• **TASK REQUIREMENTS**
State only the count of lines in the listing below that hold "name".

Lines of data
::::::::

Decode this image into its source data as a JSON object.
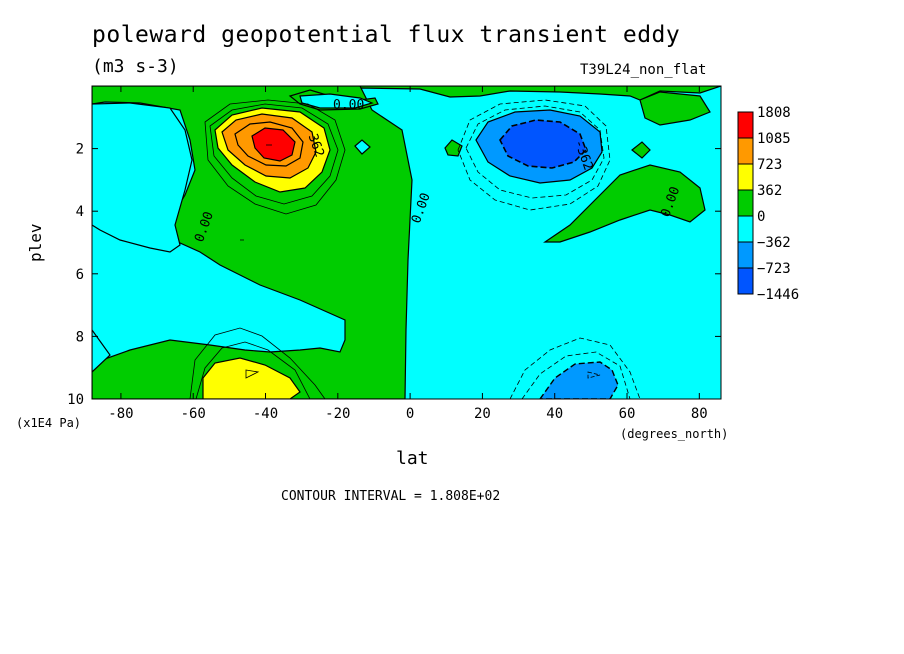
{
  "chart_data": {
    "type": "heatmap",
    "title": "poleward geopotential flux transient eddy",
    "units": "(m3 s-3)",
    "dataset_label": "T39L24_non_flat",
    "xlabel": "lat",
    "x_units": "(degrees_north)",
    "ylabel": "plev",
    "y_units": "(x1E4 Pa)",
    "footer": "CONTOUR INTERVAL = 1.808E+02",
    "xlim": [
      -88,
      86
    ],
    "ylim": [
      10,
      0
    ],
    "x_ticks": [
      -80,
      -60,
      -40,
      -20,
      0,
      20,
      40,
      60,
      80
    ],
    "x_tick_labels": [
      "-80",
      "-60",
      "-40",
      "-20",
      "0",
      "20",
      "40",
      "60",
      "80"
    ],
    "y_ticks": [
      2,
      4,
      6,
      8,
      10
    ],
    "y_tick_labels": [
      "2",
      "4",
      "6",
      "8",
      "10"
    ],
    "contour_labels": [
      {
        "text": "0.00",
        "x": -17,
        "y": 0.6
      },
      {
        "text": "362",
        "x": -26,
        "y": 1.9
      },
      {
        "text": "0.00",
        "x": -57,
        "y": 4.5
      },
      {
        "text": "0.00",
        "x": 3,
        "y": 3.9
      },
      {
        "text": "-362",
        "x": 48,
        "y": 2.2
      },
      {
        "text": "0.00",
        "x": 72,
        "y": 3.7
      }
    ],
    "colorbar": {
      "labels": [
        "1808",
        "1085",
        "723",
        "362",
        "0",
        "−362",
        "−723",
        "−1446"
      ],
      "colors": [
        "#ff0000",
        "#ff9900",
        "#ffff00",
        "#00cc00",
        "#00ffff",
        "#0099ff",
        "#0055ff"
      ]
    },
    "regions": [
      {
        "name": "positive-max",
        "lat": -37,
        "plev": 1.9,
        "level": 1808
      },
      {
        "name": "negative-max",
        "lat": 38,
        "plev": 2.0,
        "level": -1446
      }
    ]
  }
}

::::::::

• **WRITTEN ANSWER**
2